Task objective. Return the listing below exactly, with the pictures dropped.

Task inputs.
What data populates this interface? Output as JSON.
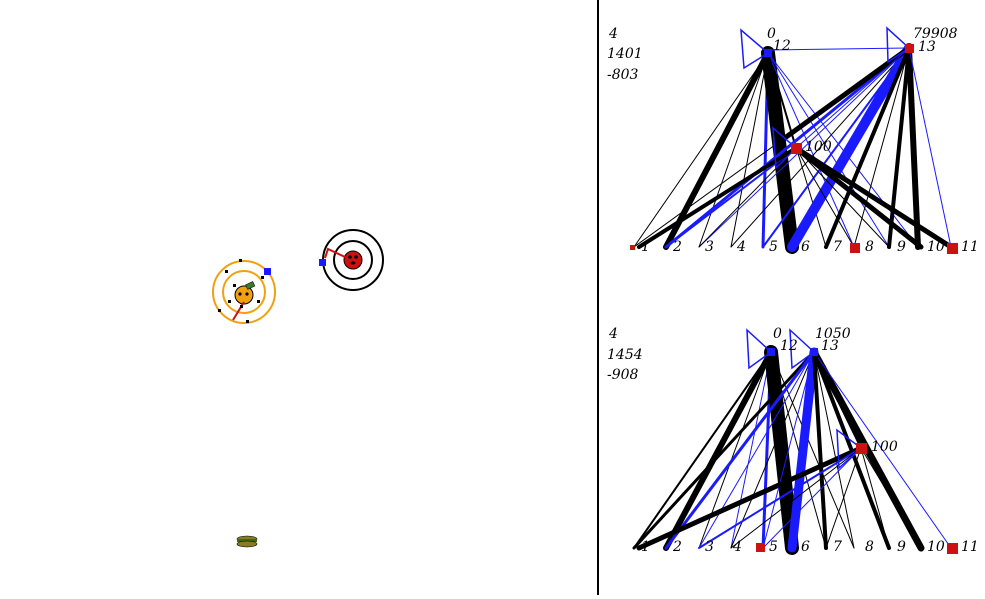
{
  "colors": {
    "blue": "#1a1aff",
    "red": "#cc1111",
    "orange": "#f0a010",
    "black": "#000000",
    "olive": "#8a8a2a"
  },
  "arena": {
    "agents": [
      {
        "name": "orange-agent",
        "ring_color": "#f0a010",
        "body_color": "#f0a010"
      },
      {
        "name": "red-agent",
        "ring_color": "#000000",
        "body_color": "#cc1111"
      }
    ],
    "food_icon": "burger-icon"
  },
  "networks": [
    {
      "stats": [
        "4",
        "1401",
        "-803"
      ],
      "top_value": "79908",
      "nodes": [
        {
          "id": "0",
          "label": "0"
        },
        {
          "id": "12",
          "label": "12"
        },
        {
          "id": "13",
          "label": "13"
        },
        {
          "id": "100",
          "label": "100"
        },
        {
          "id": "1",
          "label": "1"
        },
        {
          "id": "2",
          "label": "2"
        },
        {
          "id": "3",
          "label": "3"
        },
        {
          "id": "4",
          "label": "4"
        },
        {
          "id": "5",
          "label": "5"
        },
        {
          "id": "6",
          "label": "6"
        },
        {
          "id": "7",
          "label": "7"
        },
        {
          "id": "8",
          "label": "8"
        },
        {
          "id": "9",
          "label": "9"
        },
        {
          "id": "10",
          "label": "10"
        },
        {
          "id": "11",
          "label": "11"
        }
      ]
    },
    {
      "stats": [
        "4",
        "1454",
        "-908"
      ],
      "top_value": "1050",
      "nodes": [
        {
          "id": "0",
          "label": "0"
        },
        {
          "id": "12",
          "label": "12"
        },
        {
          "id": "13",
          "label": "13"
        },
        {
          "id": "100",
          "label": "100"
        },
        {
          "id": "1",
          "label": "1"
        },
        {
          "id": "2",
          "label": "2"
        },
        {
          "id": "3",
          "label": "3"
        },
        {
          "id": "4",
          "label": "4"
        },
        {
          "id": "5",
          "label": "5"
        },
        {
          "id": "6",
          "label": "6"
        },
        {
          "id": "7",
          "label": "7"
        },
        {
          "id": "8",
          "label": "8"
        },
        {
          "id": "9",
          "label": "9"
        },
        {
          "id": "10",
          "label": "10"
        },
        {
          "id": "11",
          "label": "11"
        }
      ]
    }
  ]
}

Finished answer.
What data populates this interface? Output as JSON.
{
  "colors": {
    "blue": "#1a1aff",
    "red": "#cc1111",
    "orange": "#f0a010",
    "black": "#000000",
    "olive": "#8a8a2a"
  },
  "arena": {
    "agents": [
      {
        "name": "orange-agent",
        "ring_color": "#f0a010",
        "body_color": "#f0a010"
      },
      {
        "name": "red-agent",
        "ring_color": "#000000",
        "body_color": "#cc1111"
      }
    ],
    "food_icon": "burger-icon"
  },
  "networks": [
    {
      "stats": [
        "4",
        "1401",
        "-803"
      ],
      "top_value": "79908",
      "nodes": [
        {
          "id": "0",
          "label": "0"
        },
        {
          "id": "12",
          "label": "12"
        },
        {
          "id": "13",
          "label": "13"
        },
        {
          "id": "100",
          "label": "100"
        },
        {
          "id": "1",
          "label": "1"
        },
        {
          "id": "2",
          "label": "2"
        },
        {
          "id": "3",
          "label": "3"
        },
        {
          "id": "4",
          "label": "4"
        },
        {
          "id": "5",
          "label": "5"
        },
        {
          "id": "6",
          "label": "6"
        },
        {
          "id": "7",
          "label": "7"
        },
        {
          "id": "8",
          "label": "8"
        },
        {
          "id": "9",
          "label": "9"
        },
        {
          "id": "10",
          "label": "10"
        },
        {
          "id": "11",
          "label": "11"
        }
      ]
    },
    {
      "stats": [
        "4",
        "1454",
        "-908"
      ],
      "top_value": "1050",
      "nodes": [
        {
          "id": "0",
          "label": "0"
        },
        {
          "id": "12",
          "label": "12"
        },
        {
          "id": "13",
          "label": "13"
        },
        {
          "id": "100",
          "label": "100"
        },
        {
          "id": "1",
          "label": "1"
        },
        {
          "id": "2",
          "label": "2"
        },
        {
          "id": "3",
          "label": "3"
        },
        {
          "id": "4",
          "label": "4"
        },
        {
          "id": "5",
          "label": "5"
        },
        {
          "id": "6",
          "label": "6"
        },
        {
          "id": "7",
          "label": "7"
        },
        {
          "id": "8",
          "label": "8"
        },
        {
          "id": "9",
          "label": "9"
        },
        {
          "id": "10",
          "label": "10"
        },
        {
          "id": "11",
          "label": "11"
        }
      ]
    }
  ]
}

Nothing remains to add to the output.